What you should do: Copy the records below exactly as they are written.

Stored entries
** Start **

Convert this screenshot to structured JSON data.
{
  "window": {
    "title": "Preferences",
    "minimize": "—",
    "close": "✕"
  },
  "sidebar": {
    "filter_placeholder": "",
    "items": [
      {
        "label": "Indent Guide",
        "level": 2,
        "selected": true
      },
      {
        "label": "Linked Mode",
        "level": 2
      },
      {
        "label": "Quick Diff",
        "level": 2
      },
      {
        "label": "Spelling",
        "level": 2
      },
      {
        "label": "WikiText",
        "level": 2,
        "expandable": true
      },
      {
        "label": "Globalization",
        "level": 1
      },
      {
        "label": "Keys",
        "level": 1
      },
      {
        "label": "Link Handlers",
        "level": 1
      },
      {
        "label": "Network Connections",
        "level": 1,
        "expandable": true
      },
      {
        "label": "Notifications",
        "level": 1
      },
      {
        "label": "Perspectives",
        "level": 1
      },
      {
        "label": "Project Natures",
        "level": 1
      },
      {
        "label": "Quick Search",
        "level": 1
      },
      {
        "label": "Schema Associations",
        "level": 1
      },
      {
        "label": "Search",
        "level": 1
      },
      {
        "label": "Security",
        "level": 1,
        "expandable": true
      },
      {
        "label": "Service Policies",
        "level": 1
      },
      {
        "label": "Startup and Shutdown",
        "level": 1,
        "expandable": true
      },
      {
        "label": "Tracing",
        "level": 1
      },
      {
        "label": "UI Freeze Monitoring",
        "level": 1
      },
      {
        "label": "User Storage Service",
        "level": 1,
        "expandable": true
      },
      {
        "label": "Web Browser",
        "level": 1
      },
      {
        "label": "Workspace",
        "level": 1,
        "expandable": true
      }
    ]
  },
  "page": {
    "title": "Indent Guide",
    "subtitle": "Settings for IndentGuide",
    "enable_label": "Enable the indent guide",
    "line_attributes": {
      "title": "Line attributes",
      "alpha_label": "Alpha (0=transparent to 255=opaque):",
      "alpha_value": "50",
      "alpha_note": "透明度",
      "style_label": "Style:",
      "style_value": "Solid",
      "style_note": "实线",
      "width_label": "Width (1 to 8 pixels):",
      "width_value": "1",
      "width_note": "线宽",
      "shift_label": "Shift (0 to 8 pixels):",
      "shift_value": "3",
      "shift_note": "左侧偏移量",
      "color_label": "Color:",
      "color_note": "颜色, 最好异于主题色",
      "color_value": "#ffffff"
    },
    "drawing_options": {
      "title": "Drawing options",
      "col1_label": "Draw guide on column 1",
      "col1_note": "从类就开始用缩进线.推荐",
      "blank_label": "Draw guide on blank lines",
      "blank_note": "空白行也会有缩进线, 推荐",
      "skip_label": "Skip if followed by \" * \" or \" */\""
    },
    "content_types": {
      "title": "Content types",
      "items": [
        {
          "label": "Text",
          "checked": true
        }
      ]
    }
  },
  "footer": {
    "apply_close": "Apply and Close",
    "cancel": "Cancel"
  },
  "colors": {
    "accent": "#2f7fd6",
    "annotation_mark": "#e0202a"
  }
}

** End **

Solution for this problem:
Convert this screenshot to structured JSON data.
{
  "window": {
    "title": "Preferences",
    "minimize": "—",
    "close": "✕"
  },
  "sidebar": {
    "filter_placeholder": "",
    "items": [
      {
        "label": "Indent Guide",
        "level": 2,
        "selected": true
      },
      {
        "label": "Linked Mode",
        "level": 2
      },
      {
        "label": "Quick Diff",
        "level": 2
      },
      {
        "label": "Spelling",
        "level": 2
      },
      {
        "label": "WikiText",
        "level": 2,
        "expandable": true
      },
      {
        "label": "Globalization",
        "level": 1
      },
      {
        "label": "Keys",
        "level": 1
      },
      {
        "label": "Link Handlers",
        "level": 1
      },
      {
        "label": "Network Connections",
        "level": 1,
        "expandable": true
      },
      {
        "label": "Notifications",
        "level": 1
      },
      {
        "label": "Perspectives",
        "level": 1
      },
      {
        "label": "Project Natures",
        "level": 1
      },
      {
        "label": "Quick Search",
        "level": 1
      },
      {
        "label": "Schema Associations",
        "level": 1
      },
      {
        "label": "Search",
        "level": 1
      },
      {
        "label": "Security",
        "level": 1,
        "expandable": true
      },
      {
        "label": "Service Policies",
        "level": 1
      },
      {
        "label": "Startup and Shutdown",
        "level": 1,
        "expandable": true
      },
      {
        "label": "Tracing",
        "level": 1
      },
      {
        "label": "UI Freeze Monitoring",
        "level": 1
      },
      {
        "label": "User Storage Service",
        "level": 1,
        "expandable": true
      },
      {
        "label": "Web Browser",
        "level": 1
      },
      {
        "label": "Workspace",
        "level": 1,
        "expandable": true
      }
    ]
  },
  "page": {
    "title": "Indent Guide",
    "subtitle": "Settings for IndentGuide",
    "enable_label": "Enable the indent guide",
    "line_attributes": {
      "title": "Line attributes",
      "alpha_label": "Alpha (0=transparent to 255=opaque):",
      "alpha_value": "50",
      "alpha_note": "透明度",
      "style_label": "Style:",
      "style_value": "Solid",
      "style_note": "实线",
      "width_label": "Width (1 to 8 pixels):",
      "width_value": "1",
      "width_note": "线宽",
      "shift_label": "Shift (0 to 8 pixels):",
      "shift_value": "3",
      "shift_note": "左侧偏移量",
      "color_label": "Color:",
      "color_note": "颜色, 最好异于主题色",
      "color_value": "#ffffff"
    },
    "drawing_options": {
      "title": "Drawing options",
      "col1_label": "Draw guide on column 1",
      "col1_note": "从类就开始用缩进线.推荐",
      "blank_label": "Draw guide on blank lines",
      "blank_note": "空白行也会有缩进线, 推荐",
      "skip_label": "Skip if followed by \" * \" or \" */\""
    },
    "content_types": {
      "title": "Content types",
      "items": [
        {
          "label": "Text",
          "checked": true
        }
      ]
    }
  },
  "footer": {
    "apply_close": "Apply and Close",
    "cancel": "Cancel"
  },
  "colors": {
    "accent": "#2f7fd6",
    "annotation_mark": "#e0202a"
  }
}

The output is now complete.